(Items from a dataset)
_ _ _ _ _

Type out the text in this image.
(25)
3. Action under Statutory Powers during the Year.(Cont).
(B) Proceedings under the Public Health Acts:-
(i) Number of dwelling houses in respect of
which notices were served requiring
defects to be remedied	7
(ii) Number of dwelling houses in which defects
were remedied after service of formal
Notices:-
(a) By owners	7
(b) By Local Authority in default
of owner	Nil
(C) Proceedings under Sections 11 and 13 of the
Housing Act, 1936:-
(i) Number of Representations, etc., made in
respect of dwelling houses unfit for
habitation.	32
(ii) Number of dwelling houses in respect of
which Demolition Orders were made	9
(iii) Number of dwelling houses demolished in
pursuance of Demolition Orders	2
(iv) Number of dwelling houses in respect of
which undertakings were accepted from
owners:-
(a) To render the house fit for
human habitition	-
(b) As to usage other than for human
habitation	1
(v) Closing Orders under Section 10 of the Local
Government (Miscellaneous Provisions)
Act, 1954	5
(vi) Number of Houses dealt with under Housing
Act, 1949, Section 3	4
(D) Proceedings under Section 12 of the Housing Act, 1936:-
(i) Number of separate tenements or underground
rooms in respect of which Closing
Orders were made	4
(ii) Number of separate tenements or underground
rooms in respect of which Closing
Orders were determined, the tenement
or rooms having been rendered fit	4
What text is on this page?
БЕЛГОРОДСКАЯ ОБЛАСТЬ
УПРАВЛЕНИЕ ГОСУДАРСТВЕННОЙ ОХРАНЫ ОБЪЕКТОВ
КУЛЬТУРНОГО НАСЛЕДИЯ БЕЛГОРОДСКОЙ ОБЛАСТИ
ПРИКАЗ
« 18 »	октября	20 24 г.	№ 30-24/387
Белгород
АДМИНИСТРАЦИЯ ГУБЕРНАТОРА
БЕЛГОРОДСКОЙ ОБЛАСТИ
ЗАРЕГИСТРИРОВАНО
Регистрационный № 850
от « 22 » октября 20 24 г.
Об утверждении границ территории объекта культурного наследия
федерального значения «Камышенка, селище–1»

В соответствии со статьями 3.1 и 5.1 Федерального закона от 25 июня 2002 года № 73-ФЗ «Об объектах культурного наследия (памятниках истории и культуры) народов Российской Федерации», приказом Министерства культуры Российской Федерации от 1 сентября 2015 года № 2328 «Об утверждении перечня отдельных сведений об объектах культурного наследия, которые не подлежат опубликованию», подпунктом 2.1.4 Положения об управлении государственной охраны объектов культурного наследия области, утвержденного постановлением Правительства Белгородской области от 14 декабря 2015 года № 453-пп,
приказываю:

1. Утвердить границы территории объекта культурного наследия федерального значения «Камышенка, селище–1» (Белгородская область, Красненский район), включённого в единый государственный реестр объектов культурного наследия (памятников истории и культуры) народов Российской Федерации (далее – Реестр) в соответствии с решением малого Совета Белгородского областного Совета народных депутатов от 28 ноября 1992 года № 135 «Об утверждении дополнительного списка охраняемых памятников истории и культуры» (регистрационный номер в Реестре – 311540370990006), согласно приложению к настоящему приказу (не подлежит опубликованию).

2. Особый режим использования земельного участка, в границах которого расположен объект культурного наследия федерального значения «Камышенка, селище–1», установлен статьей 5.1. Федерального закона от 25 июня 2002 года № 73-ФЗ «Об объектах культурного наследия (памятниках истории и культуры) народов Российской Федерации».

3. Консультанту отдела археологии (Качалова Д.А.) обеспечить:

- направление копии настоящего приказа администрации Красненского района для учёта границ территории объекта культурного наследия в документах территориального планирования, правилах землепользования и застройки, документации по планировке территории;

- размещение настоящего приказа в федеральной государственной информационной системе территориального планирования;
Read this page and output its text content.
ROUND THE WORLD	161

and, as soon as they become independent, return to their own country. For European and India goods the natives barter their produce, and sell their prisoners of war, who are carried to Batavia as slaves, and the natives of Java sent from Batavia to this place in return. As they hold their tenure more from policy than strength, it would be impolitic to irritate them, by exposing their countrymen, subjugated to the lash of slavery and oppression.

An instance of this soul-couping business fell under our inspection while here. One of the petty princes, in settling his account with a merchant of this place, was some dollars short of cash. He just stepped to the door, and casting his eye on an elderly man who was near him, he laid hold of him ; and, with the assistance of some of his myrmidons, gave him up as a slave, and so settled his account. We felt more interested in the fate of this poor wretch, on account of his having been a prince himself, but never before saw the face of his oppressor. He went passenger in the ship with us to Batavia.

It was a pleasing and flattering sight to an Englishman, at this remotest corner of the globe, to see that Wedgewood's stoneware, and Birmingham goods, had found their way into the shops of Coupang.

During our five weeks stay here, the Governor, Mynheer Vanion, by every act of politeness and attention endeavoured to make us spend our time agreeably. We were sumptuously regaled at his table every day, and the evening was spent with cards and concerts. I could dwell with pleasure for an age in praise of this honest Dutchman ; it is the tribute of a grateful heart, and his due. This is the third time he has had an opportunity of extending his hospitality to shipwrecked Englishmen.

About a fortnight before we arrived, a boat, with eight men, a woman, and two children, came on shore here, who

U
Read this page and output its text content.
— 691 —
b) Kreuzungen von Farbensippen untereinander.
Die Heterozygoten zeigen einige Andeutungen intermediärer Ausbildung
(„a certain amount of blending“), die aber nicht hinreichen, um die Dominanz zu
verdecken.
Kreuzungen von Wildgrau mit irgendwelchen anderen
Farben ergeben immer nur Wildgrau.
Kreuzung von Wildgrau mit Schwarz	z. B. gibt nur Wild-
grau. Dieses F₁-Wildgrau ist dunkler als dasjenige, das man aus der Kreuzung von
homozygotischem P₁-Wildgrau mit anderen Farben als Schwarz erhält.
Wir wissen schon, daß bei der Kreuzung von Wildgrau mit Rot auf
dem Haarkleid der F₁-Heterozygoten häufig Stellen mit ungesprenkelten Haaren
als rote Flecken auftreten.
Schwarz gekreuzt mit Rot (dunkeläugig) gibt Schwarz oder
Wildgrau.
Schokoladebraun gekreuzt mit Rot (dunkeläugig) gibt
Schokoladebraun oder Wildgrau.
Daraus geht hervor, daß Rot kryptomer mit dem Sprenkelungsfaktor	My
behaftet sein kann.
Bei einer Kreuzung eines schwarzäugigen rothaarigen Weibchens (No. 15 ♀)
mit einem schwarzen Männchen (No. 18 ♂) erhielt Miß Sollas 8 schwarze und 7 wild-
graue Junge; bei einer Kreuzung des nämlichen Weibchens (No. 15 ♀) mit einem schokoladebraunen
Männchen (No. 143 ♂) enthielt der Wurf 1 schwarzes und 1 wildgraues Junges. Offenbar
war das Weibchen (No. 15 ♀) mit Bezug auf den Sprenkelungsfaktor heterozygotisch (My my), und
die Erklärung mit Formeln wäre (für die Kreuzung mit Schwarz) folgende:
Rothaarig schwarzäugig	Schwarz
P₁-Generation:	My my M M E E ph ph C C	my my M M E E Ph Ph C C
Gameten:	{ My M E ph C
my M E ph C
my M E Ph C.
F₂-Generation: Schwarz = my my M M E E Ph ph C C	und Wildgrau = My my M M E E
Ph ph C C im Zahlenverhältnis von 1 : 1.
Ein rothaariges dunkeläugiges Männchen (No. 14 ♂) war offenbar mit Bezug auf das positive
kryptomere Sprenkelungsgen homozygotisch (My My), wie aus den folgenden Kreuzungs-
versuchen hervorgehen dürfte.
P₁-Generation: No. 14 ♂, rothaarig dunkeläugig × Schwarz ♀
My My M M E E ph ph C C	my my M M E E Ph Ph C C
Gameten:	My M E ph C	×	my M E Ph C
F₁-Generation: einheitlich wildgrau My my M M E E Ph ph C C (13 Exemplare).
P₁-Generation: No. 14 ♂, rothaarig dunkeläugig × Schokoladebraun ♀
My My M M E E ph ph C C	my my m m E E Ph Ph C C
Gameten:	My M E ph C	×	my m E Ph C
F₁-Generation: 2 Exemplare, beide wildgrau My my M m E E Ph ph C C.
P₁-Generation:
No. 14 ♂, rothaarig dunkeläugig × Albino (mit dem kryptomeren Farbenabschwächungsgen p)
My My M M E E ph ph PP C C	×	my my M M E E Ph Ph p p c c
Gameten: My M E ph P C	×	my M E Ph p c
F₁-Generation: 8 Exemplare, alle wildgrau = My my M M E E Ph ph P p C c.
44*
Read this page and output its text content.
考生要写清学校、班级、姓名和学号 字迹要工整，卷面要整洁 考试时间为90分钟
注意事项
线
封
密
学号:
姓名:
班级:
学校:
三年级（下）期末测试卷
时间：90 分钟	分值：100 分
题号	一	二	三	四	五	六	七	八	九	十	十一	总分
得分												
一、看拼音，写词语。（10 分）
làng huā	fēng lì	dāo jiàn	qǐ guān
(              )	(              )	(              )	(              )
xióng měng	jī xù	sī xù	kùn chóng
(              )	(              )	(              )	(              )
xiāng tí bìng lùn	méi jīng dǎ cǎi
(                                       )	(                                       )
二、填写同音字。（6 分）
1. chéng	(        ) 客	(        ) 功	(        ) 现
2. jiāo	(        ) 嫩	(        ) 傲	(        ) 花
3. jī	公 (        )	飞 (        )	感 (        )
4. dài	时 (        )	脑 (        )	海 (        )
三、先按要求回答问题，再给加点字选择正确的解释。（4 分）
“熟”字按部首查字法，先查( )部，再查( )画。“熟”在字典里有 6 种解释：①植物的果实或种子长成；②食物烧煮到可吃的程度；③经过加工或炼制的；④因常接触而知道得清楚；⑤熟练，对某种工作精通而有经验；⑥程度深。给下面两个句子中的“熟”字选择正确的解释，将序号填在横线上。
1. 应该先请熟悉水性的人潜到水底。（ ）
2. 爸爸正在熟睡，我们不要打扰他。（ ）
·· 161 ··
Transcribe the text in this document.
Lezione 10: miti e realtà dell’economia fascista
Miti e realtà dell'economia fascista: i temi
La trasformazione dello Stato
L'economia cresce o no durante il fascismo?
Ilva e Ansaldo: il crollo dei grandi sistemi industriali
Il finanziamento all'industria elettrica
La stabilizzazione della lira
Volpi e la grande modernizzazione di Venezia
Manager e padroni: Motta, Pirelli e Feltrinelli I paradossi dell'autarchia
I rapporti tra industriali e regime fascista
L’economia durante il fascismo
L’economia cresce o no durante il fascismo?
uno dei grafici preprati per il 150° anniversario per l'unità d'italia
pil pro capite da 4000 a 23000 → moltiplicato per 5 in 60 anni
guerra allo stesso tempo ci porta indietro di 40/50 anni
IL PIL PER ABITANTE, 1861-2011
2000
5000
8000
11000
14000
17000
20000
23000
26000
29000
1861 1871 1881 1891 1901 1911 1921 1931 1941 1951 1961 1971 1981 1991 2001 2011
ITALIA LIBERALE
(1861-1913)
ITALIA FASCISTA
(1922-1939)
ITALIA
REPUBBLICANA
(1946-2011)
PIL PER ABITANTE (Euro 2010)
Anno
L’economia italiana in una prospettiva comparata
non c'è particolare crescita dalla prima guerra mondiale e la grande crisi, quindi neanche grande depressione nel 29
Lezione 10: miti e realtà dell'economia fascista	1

_ _ _ _ _

■ To be done ■
Select all lines in the listing above where the word "remedied" appears, and show them.

■ Expected answer ■
defects to be remedied	7
were remedied after service of formal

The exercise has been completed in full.